> [What is asked]
Reproduce every line of the listing as written, apart from the pictures.
━━ Material provided ━━
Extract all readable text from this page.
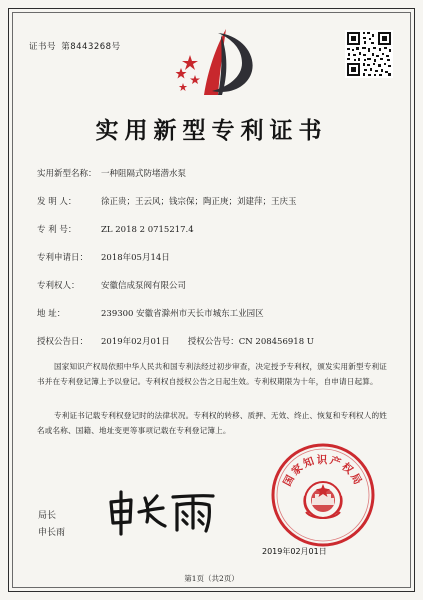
证书号 第8443268号
实用新型专利证书
实用新型名称： 一种阻隔式防堵潜水泵
发 明 人：	徐正贵；王云风；钱宗保；陶正庚；刘建萍；王庆玉
专 利 号：	ZL 2018 2 0715217.4
专利申请日： 2018年05月14日
专利权人：	安徽信成泵阀有限公司
地 址：	239300 安徽省滁州市天长市城东工业园区
授权公告日： 2019年02月01日 授权公告号：CN 208456918 U

国家知识产权局依照中华人民共和国专利法经过初步审查，决定授予专利权，颁发实用新型专利证书并在专利登记簿上予以登记。专利权自授权公告之日起生效。专利权期限为十年，自申请日起算。

专利证书记载专利权登记时的法律状况。专利权的转移、质押、无效、终止、恢复和专利权人的姓名或名称、国籍、地址变更等事项记载在专利登记簿上。

局长
申长雨
国家知识产权局
2019年02月01日
第1页（共2页）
━━━
> [Complete response]
Extract all readable text from this page.
证书号 第8443268号
实用新型专利证书
实用新型名称： 一种阻隔式防堵潜水泵
发 明 人：	徐正贵；王云风；钱宗保；陶正庚；刘建萍；王庆玉
专 利 号：	ZL 2018 2 0715217.4
专利申请日： 2018年05月14日
专利权人：	安徽信成泵阀有限公司
地 址：	239300 安徽省滁州市天长市城东工业园区
授权公告日： 2019年02月01日 授权公告号：CN 208456918 U

国家知识产权局依照中华人民共和国专利法经过初步审查，决定授予专利权，颁发实用新型专利证书并在专利登记簿上予以登记。专利权自授权公告之日起生效。专利权期限为十年，自申请日起算。

专利证书记载专利权登记时的法律状况。专利权的转移、质押、无效、终止、恢复和专利权人的姓名或名称、国籍、地址变更等事项记载在专利登记簿上。

局长
申长雨
国家知识产权局
2019年02月01日
第1页（共2页）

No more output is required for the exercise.